- [MATERIAL FOR THE TASK]
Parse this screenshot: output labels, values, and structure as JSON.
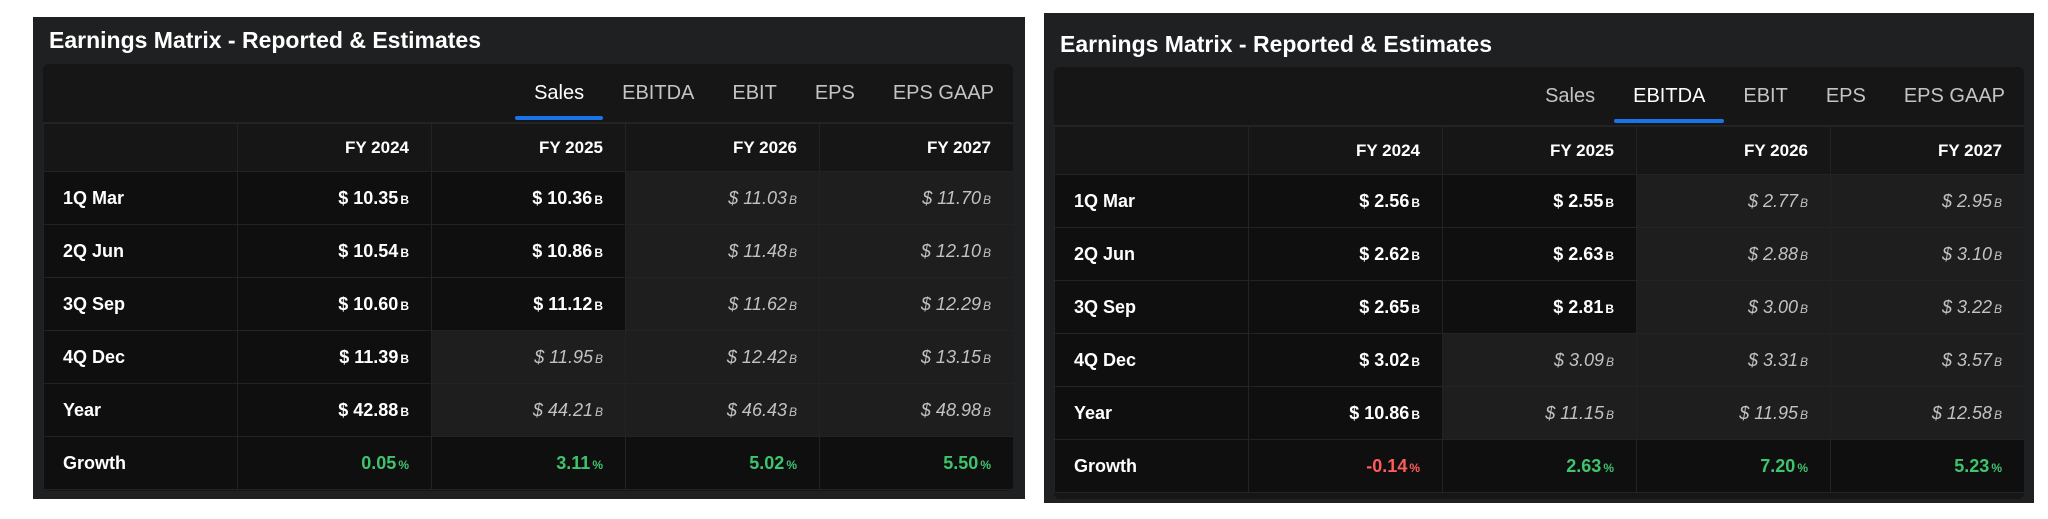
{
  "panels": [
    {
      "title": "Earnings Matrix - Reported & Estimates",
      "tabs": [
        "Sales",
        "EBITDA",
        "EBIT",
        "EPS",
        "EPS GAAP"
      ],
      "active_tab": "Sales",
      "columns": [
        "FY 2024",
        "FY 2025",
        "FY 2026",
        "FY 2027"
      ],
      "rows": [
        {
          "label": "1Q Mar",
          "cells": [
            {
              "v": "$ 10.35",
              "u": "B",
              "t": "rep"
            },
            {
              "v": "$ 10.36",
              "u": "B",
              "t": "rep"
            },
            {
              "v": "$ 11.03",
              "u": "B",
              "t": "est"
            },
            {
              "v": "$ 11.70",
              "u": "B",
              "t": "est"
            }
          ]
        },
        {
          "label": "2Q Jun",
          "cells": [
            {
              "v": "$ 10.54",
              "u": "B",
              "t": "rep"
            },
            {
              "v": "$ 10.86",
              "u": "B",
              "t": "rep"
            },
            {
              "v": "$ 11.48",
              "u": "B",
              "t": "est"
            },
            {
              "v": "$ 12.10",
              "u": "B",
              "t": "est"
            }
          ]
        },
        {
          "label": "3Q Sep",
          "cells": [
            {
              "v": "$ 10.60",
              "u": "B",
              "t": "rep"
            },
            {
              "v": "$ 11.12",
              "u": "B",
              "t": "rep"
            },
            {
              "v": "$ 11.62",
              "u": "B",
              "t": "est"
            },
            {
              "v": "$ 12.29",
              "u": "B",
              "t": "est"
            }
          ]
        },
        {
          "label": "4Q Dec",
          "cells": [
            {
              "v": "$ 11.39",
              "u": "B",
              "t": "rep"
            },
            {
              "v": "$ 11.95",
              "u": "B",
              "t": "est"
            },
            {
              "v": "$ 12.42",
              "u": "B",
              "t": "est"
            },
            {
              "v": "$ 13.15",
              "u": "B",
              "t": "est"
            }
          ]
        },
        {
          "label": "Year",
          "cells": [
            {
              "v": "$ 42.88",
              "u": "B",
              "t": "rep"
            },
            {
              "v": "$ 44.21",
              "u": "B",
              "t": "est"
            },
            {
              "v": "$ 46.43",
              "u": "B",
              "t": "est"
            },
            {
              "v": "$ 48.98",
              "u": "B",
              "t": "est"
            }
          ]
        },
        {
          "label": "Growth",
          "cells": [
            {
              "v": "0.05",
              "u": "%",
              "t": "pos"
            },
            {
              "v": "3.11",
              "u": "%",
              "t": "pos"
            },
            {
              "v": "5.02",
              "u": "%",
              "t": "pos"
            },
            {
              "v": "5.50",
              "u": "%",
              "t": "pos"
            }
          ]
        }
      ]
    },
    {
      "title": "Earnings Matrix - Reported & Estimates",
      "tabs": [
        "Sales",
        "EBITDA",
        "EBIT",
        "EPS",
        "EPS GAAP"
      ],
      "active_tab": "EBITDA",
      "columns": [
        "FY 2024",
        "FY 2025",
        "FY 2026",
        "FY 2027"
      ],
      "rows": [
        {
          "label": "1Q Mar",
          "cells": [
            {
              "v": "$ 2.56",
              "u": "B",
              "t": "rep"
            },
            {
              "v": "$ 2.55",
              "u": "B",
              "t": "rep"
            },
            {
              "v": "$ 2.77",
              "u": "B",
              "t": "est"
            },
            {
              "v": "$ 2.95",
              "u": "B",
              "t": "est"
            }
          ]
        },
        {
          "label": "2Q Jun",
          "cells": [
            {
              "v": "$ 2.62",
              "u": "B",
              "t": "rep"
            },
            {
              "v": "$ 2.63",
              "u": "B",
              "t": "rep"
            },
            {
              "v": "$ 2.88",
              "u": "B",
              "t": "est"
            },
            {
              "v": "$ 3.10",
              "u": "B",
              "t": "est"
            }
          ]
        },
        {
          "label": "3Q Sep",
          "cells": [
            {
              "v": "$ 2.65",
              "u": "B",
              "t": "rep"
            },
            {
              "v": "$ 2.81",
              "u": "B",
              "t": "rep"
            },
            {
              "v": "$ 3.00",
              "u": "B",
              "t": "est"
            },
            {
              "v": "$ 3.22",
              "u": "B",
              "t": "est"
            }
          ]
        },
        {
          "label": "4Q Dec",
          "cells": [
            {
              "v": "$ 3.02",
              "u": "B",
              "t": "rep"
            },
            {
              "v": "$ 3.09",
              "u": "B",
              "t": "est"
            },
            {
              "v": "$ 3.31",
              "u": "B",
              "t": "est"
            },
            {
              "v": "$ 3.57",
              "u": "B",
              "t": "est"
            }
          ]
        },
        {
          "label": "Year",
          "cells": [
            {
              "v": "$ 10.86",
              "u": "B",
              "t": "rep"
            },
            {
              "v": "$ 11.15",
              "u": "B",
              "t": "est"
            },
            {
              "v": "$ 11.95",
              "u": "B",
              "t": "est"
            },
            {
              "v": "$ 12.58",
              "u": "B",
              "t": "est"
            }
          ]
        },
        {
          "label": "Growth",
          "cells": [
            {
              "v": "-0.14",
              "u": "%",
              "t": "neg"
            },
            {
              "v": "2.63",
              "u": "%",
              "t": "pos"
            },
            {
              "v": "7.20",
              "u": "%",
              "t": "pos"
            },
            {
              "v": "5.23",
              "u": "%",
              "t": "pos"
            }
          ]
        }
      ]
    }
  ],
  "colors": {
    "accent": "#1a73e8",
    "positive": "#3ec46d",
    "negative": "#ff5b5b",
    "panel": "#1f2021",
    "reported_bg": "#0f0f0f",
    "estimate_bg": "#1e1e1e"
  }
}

- [YOUR GOAL] All the records above need to be given again word for word. Skip the pictures.

- [CORRECT RESPONSE]
Parse this screenshot: output labels, values, and structure as JSON.
{
  "panels": [
    {
      "title": "Earnings Matrix - Reported & Estimates",
      "tabs": [
        "Sales",
        "EBITDA",
        "EBIT",
        "EPS",
        "EPS GAAP"
      ],
      "active_tab": "Sales",
      "columns": [
        "FY 2024",
        "FY 2025",
        "FY 2026",
        "FY 2027"
      ],
      "rows": [
        {
          "label": "1Q Mar",
          "cells": [
            {
              "v": "$ 10.35",
              "u": "B",
              "t": "rep"
            },
            {
              "v": "$ 10.36",
              "u": "B",
              "t": "rep"
            },
            {
              "v": "$ 11.03",
              "u": "B",
              "t": "est"
            },
            {
              "v": "$ 11.70",
              "u": "B",
              "t": "est"
            }
          ]
        },
        {
          "label": "2Q Jun",
          "cells": [
            {
              "v": "$ 10.54",
              "u": "B",
              "t": "rep"
            },
            {
              "v": "$ 10.86",
              "u": "B",
              "t": "rep"
            },
            {
              "v": "$ 11.48",
              "u": "B",
              "t": "est"
            },
            {
              "v": "$ 12.10",
              "u": "B",
              "t": "est"
            }
          ]
        },
        {
          "label": "3Q Sep",
          "cells": [
            {
              "v": "$ 10.60",
              "u": "B",
              "t": "rep"
            },
            {
              "v": "$ 11.12",
              "u": "B",
              "t": "rep"
            },
            {
              "v": "$ 11.62",
              "u": "B",
              "t": "est"
            },
            {
              "v": "$ 12.29",
              "u": "B",
              "t": "est"
            }
          ]
        },
        {
          "label": "4Q Dec",
          "cells": [
            {
              "v": "$ 11.39",
              "u": "B",
              "t": "rep"
            },
            {
              "v": "$ 11.95",
              "u": "B",
              "t": "est"
            },
            {
              "v": "$ 12.42",
              "u": "B",
              "t": "est"
            },
            {
              "v": "$ 13.15",
              "u": "B",
              "t": "est"
            }
          ]
        },
        {
          "label": "Year",
          "cells": [
            {
              "v": "$ 42.88",
              "u": "B",
              "t": "rep"
            },
            {
              "v": "$ 44.21",
              "u": "B",
              "t": "est"
            },
            {
              "v": "$ 46.43",
              "u": "B",
              "t": "est"
            },
            {
              "v": "$ 48.98",
              "u": "B",
              "t": "est"
            }
          ]
        },
        {
          "label": "Growth",
          "cells": [
            {
              "v": "0.05",
              "u": "%",
              "t": "pos"
            },
            {
              "v": "3.11",
              "u": "%",
              "t": "pos"
            },
            {
              "v": "5.02",
              "u": "%",
              "t": "pos"
            },
            {
              "v": "5.50",
              "u": "%",
              "t": "pos"
            }
          ]
        }
      ]
    },
    {
      "title": "Earnings Matrix - Reported & Estimates",
      "tabs": [
        "Sales",
        "EBITDA",
        "EBIT",
        "EPS",
        "EPS GAAP"
      ],
      "active_tab": "EBITDA",
      "columns": [
        "FY 2024",
        "FY 2025",
        "FY 2026",
        "FY 2027"
      ],
      "rows": [
        {
          "label": "1Q Mar",
          "cells": [
            {
              "v": "$ 2.56",
              "u": "B",
              "t": "rep"
            },
            {
              "v": "$ 2.55",
              "u": "B",
              "t": "rep"
            },
            {
              "v": "$ 2.77",
              "u": "B",
              "t": "est"
            },
            {
              "v": "$ 2.95",
              "u": "B",
              "t": "est"
            }
          ]
        },
        {
          "label": "2Q Jun",
          "cells": [
            {
              "v": "$ 2.62",
              "u": "B",
              "t": "rep"
            },
            {
              "v": "$ 2.63",
              "u": "B",
              "t": "rep"
            },
            {
              "v": "$ 2.88",
              "u": "B",
              "t": "est"
            },
            {
              "v": "$ 3.10",
              "u": "B",
              "t": "est"
            }
          ]
        },
        {
          "label": "3Q Sep",
          "cells": [
            {
              "v": "$ 2.65",
              "u": "B",
              "t": "rep"
            },
            {
              "v": "$ 2.81",
              "u": "B",
              "t": "rep"
            },
            {
              "v": "$ 3.00",
              "u": "B",
              "t": "est"
            },
            {
              "v": "$ 3.22",
              "u": "B",
              "t": "est"
            }
          ]
        },
        {
          "label": "4Q Dec",
          "cells": [
            {
              "v": "$ 3.02",
              "u": "B",
              "t": "rep"
            },
            {
              "v": "$ 3.09",
              "u": "B",
              "t": "est"
            },
            {
              "v": "$ 3.31",
              "u": "B",
              "t": "est"
            },
            {
              "v": "$ 3.57",
              "u": "B",
              "t": "est"
            }
          ]
        },
        {
          "label": "Year",
          "cells": [
            {
              "v": "$ 10.86",
              "u": "B",
              "t": "rep"
            },
            {
              "v": "$ 11.15",
              "u": "B",
              "t": "est"
            },
            {
              "v": "$ 11.95",
              "u": "B",
              "t": "est"
            },
            {
              "v": "$ 12.58",
              "u": "B",
              "t": "est"
            }
          ]
        },
        {
          "label": "Growth",
          "cells": [
            {
              "v": "-0.14",
              "u": "%",
              "t": "neg"
            },
            {
              "v": "2.63",
              "u": "%",
              "t": "pos"
            },
            {
              "v": "7.20",
              "u": "%",
              "t": "pos"
            },
            {
              "v": "5.23",
              "u": "%",
              "t": "pos"
            }
          ]
        }
      ]
    }
  ],
  "colors": {
    "accent": "#1a73e8",
    "positive": "#3ec46d",
    "negative": "#ff5b5b",
    "panel": "#1f2021",
    "reported_bg": "#0f0f0f",
    "estimate_bg": "#1e1e1e"
  }
}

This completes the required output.